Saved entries
## START

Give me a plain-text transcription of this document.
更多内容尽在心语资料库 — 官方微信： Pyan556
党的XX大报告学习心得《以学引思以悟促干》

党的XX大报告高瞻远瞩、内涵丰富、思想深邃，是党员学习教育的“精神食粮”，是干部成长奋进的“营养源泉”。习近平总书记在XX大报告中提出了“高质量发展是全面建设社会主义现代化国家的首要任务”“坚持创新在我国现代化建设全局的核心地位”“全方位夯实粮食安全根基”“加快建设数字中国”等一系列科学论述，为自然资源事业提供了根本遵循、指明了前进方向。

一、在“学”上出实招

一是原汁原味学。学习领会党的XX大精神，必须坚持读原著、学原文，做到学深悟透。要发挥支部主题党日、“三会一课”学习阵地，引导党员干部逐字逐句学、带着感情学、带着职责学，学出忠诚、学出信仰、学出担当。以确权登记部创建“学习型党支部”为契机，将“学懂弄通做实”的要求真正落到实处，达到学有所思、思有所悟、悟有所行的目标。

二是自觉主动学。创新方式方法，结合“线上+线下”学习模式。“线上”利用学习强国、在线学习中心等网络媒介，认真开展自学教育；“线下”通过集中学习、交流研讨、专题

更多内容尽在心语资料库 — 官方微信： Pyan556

## END

Reproduce the listing above verbatim, from first line to last.

Give me a plain-text transcription of this document.
更多内容尽在心语资料库 — 官方微信： Pyan556
党的XX大报告学习心得《以学引思以悟促干》

党的XX大报告高瞻远瞩、内涵丰富、思想深邃，是党员学习教育的“精神食粮”，是干部成长奋进的“营养源泉”。习近平总书记在XX大报告中提出了“高质量发展是全面建设社会主义现代化国家的首要任务”“坚持创新在我国现代化建设全局的核心地位”“全方位夯实粮食安全根基”“加快建设数字中国”等一系列科学论述，为自然资源事业提供了根本遵循、指明了前进方向。

一、在“学”上出实招

一是原汁原味学。学习领会党的XX大精神，必须坚持读原著、学原文，做到学深悟透。要发挥支部主题党日、“三会一课”学习阵地，引导党员干部逐字逐句学、带着感情学、带着职责学，学出忠诚、学出信仰、学出担当。以确权登记部创建“学习型党支部”为契机，将“学懂弄通做实”的要求真正落到实处，达到学有所思、思有所悟、悟有所行的目标。

二是自觉主动学。创新方式方法，结合“线上+线下”学习模式。“线上”利用学习强国、在线学习中心等网络媒介，认真开展自学教育；“线下”通过集中学习、交流研讨、专题

更多内容尽在心语资料库 — 官方微信： Pyan556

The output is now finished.